Records about charts and figures

>> begin

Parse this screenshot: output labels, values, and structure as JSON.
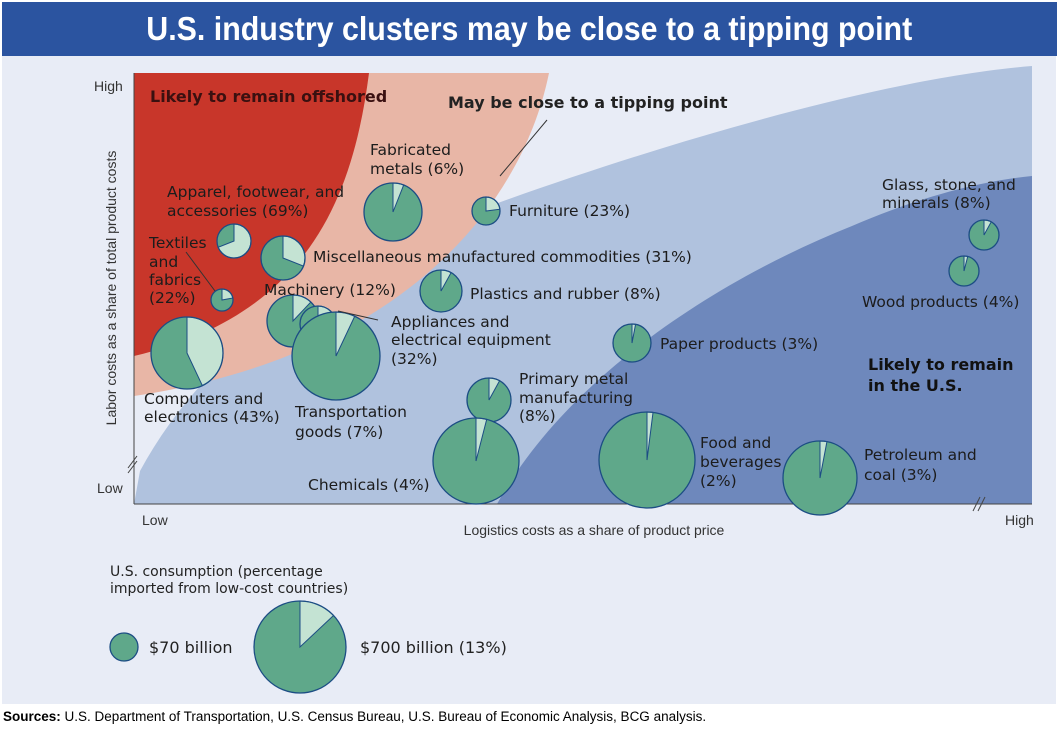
{
  "title": "U.S. industry clusters may be close to a tipping point",
  "sources_label": "Sources:",
  "sources_text": "U.S. Department of Transportation, U.S. Census Bureau, U.S. Bureau of Economic Analysis, BCG analysis.",
  "chart_data": {
    "type": "scatter",
    "subtype": "bubble-pie",
    "xlabel": "Logistics costs as a share of product price",
    "ylabel": "Labor costs as a share of total product costs",
    "x_ticks": [
      "Low",
      "High"
    ],
    "y_ticks": [
      "High",
      "Low"
    ],
    "colors": {
      "pie_main": "#5fa88a",
      "pie_imported": "#c4e3d3",
      "pie_edge": "#1c4d84",
      "zone_offshore": "#c8362a",
      "zone_tipping": "#e8b6a6",
      "zone_middle": "#b0c2de",
      "zone_us": "#6e88bc"
    },
    "zones": [
      {
        "label": "Likely to remain offshored",
        "color": "#c8362a"
      },
      {
        "label": "May be close to a tipping point",
        "color": "#e8b6a6"
      },
      {
        "label": "Likely to remain in the U.S.",
        "color": "#6e88bc"
      }
    ],
    "series": [
      {
        "label": "Apparel, footwear, and accessories (69%)",
        "imported_pct": 69
      },
      {
        "label": "Textiles and fabrics (22%)",
        "imported_pct": 22
      },
      {
        "label": "Computers and electronics (43%)",
        "imported_pct": 43
      },
      {
        "label": "Fabricated metals (6%)",
        "imported_pct": 6
      },
      {
        "label": "Furniture (23%)",
        "imported_pct": 23
      },
      {
        "label": "Miscellaneous manufactured commodities (31%)",
        "imported_pct": 31
      },
      {
        "label": "Machinery (12%)",
        "imported_pct": 12
      },
      {
        "label": "Appliances and electrical equipment (32%)",
        "imported_pct": 32
      },
      {
        "label": "Transportation goods (7%)",
        "imported_pct": 7
      },
      {
        "label": "Plastics and rubber (8%)",
        "imported_pct": 8
      },
      {
        "label": "Paper products (3%)",
        "imported_pct": 3
      },
      {
        "label": "Primary metal manufacturing (8%)",
        "imported_pct": 8
      },
      {
        "label": "Chemicals (4%)",
        "imported_pct": 4
      },
      {
        "label": "Food and beverages (2%)",
        "imported_pct": 2
      },
      {
        "label": "Petroleum and coal (3%)",
        "imported_pct": 3
      },
      {
        "label": "Glass, stone, and minerals (8%)",
        "imported_pct": 8
      },
      {
        "label": "Wood products (4%)",
        "imported_pct": 4
      }
    ],
    "legend": {
      "title": "U.S. consumption (percentage imported from low-cost countries)",
      "items": [
        {
          "label": "$70 billion",
          "imported_pct": 0
        },
        {
          "label": "$700 billion (13%)",
          "imported_pct": 13
        }
      ]
    }
  }
}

>> end

### WRITTEN PROBLEM
Every entry above should be duplicated exactly. Do not include the images.

### RESPONSE TO THE TASK
Parse this screenshot: output labels, values, and structure as JSON.
{
  "title": "U.S. industry clusters may be close to a tipping point",
  "sources_label": "Sources:",
  "sources_text": "U.S. Department of Transportation, U.S. Census Bureau, U.S. Bureau of Economic Analysis, BCG analysis.",
  "chart_data": {
    "type": "scatter",
    "subtype": "bubble-pie",
    "xlabel": "Logistics costs as a share of product price",
    "ylabel": "Labor costs as a share of total product costs",
    "x_ticks": [
      "Low",
      "High"
    ],
    "y_ticks": [
      "High",
      "Low"
    ],
    "colors": {
      "pie_main": "#5fa88a",
      "pie_imported": "#c4e3d3",
      "pie_edge": "#1c4d84",
      "zone_offshore": "#c8362a",
      "zone_tipping": "#e8b6a6",
      "zone_middle": "#b0c2de",
      "zone_us": "#6e88bc"
    },
    "zones": [
      {
        "label": "Likely to remain offshored",
        "color": "#c8362a"
      },
      {
        "label": "May be close to a tipping point",
        "color": "#e8b6a6"
      },
      {
        "label": "Likely to remain in the U.S.",
        "color": "#6e88bc"
      }
    ],
    "series": [
      {
        "label": "Apparel, footwear, and accessories (69%)",
        "imported_pct": 69
      },
      {
        "label": "Textiles and fabrics (22%)",
        "imported_pct": 22
      },
      {
        "label": "Computers and electronics (43%)",
        "imported_pct": 43
      },
      {
        "label": "Fabricated metals (6%)",
        "imported_pct": 6
      },
      {
        "label": "Furniture (23%)",
        "imported_pct": 23
      },
      {
        "label": "Miscellaneous manufactured commodities (31%)",
        "imported_pct": 31
      },
      {
        "label": "Machinery (12%)",
        "imported_pct": 12
      },
      {
        "label": "Appliances and electrical equipment (32%)",
        "imported_pct": 32
      },
      {
        "label": "Transportation goods (7%)",
        "imported_pct": 7
      },
      {
        "label": "Plastics and rubber (8%)",
        "imported_pct": 8
      },
      {
        "label": "Paper products (3%)",
        "imported_pct": 3
      },
      {
        "label": "Primary metal manufacturing (8%)",
        "imported_pct": 8
      },
      {
        "label": "Chemicals (4%)",
        "imported_pct": 4
      },
      {
        "label": "Food and beverages (2%)",
        "imported_pct": 2
      },
      {
        "label": "Petroleum and coal (3%)",
        "imported_pct": 3
      },
      {
        "label": "Glass, stone, and minerals (8%)",
        "imported_pct": 8
      },
      {
        "label": "Wood products (4%)",
        "imported_pct": 4
      }
    ],
    "legend": {
      "title": "U.S. consumption (percentage imported from low-cost countries)",
      "items": [
        {
          "label": "$70 billion",
          "imported_pct": 0
        },
        {
          "label": "$700 billion (13%)",
          "imported_pct": 13
        }
      ]
    }
  }
}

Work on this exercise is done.